**Exercise aim**
Identify and pull out each line of the entries in which "капитализации" occurs.
=== Dataset extract ===
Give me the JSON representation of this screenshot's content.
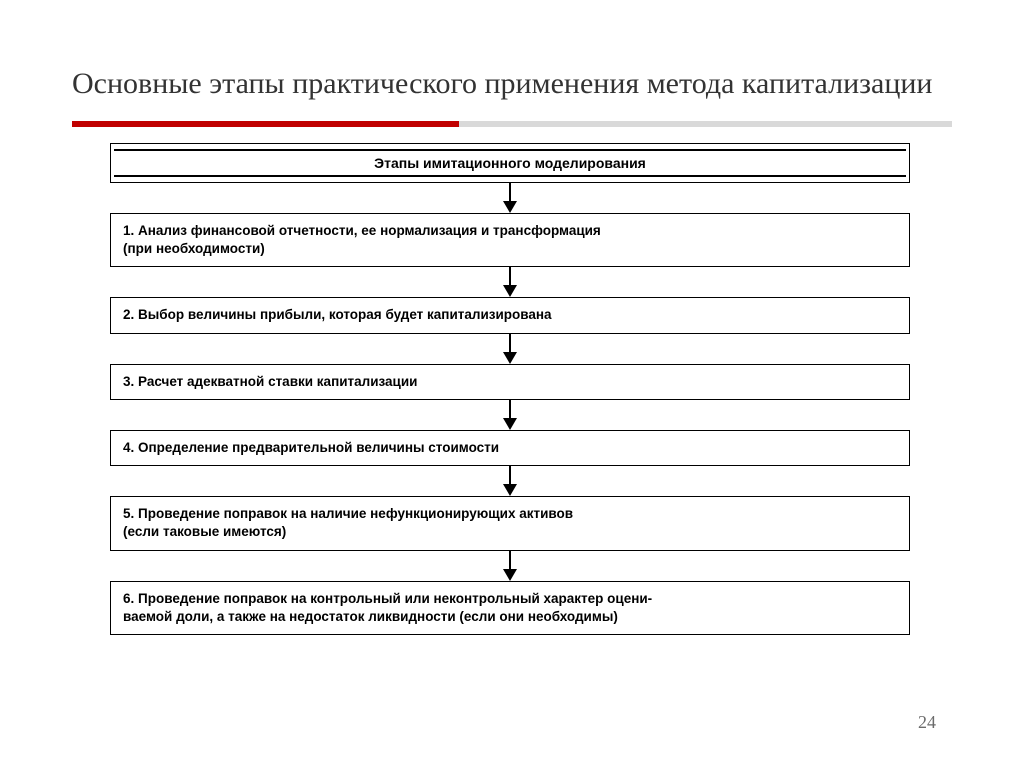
{
  "slide": {
    "title": "Основные этапы практического применения метода капитализации",
    "page_number": "24",
    "rule_color_primary": "#c00000",
    "rule_color_secondary": "#d9d9d9"
  },
  "flowchart": {
    "type": "flowchart",
    "direction": "vertical",
    "header": "Этапы имитационного моделирования",
    "box_border_color": "#000000",
    "box_background": "#ffffff",
    "arrow_color": "#000000",
    "font_weight": "bold",
    "steps": [
      {
        "label": "1. Анализ финансовой отчетности, ее нормализация и трансформация\n    (при необходимости)"
      },
      {
        "label": "2. Выбор величины прибыли, которая будет капитализирована"
      },
      {
        "label": "3. Расчет адекватной ставки капитализации"
      },
      {
        "label": "4. Определение предварительной величины стоимости"
      },
      {
        "label": "5. Проведение поправок на наличие нефункционирующих активов\n    (если таковые имеются)"
      },
      {
        "label": "6. Проведение поправок на контрольный или неконтрольный характер оцени-\n    ваемой доли, а также на недостаток ликвидности (если они необходимы)"
      }
    ]
  }
}
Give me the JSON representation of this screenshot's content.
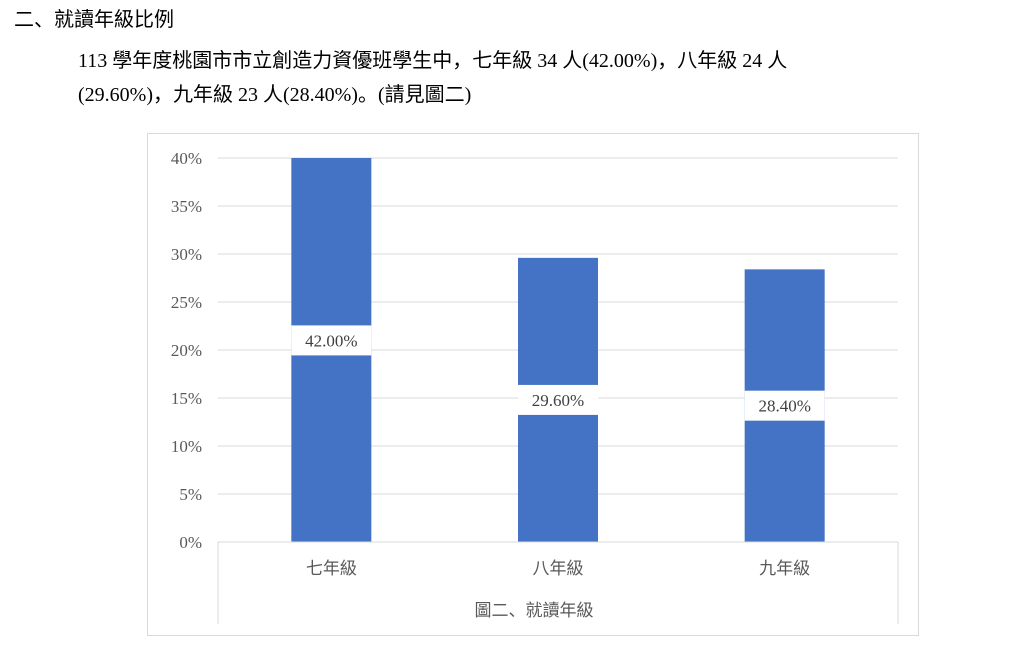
{
  "section_heading": "二、就讀年級比例",
  "paragraph": {
    "line1": "113 學年度桃園市市立創造力資優班學生中，七年級 34 人(42.00%)，八年級 24 人",
    "line2": "(29.60%)，九年級 23 人(28.40%)。(請見圖二)"
  },
  "chart_data": {
    "type": "bar",
    "categories": [
      "七年級",
      "八年級",
      "九年級"
    ],
    "values": [
      42.0,
      29.6,
      28.4
    ],
    "data_labels": [
      "42.00%",
      "29.60%",
      "28.40%"
    ],
    "y_ticks": [
      "0%",
      "5%",
      "10%",
      "15%",
      "20%",
      "25%",
      "30%",
      "35%",
      "40%"
    ],
    "ylim": [
      0,
      40
    ],
    "xlabel": "圖二、就讀年級",
    "grid": true,
    "bar_color": "#4472c4"
  }
}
===
**Complete output**
    "title": "Основные этапы практического применения метода капитализации",
        "label": "3. Расчет адекватной ставки капитализации"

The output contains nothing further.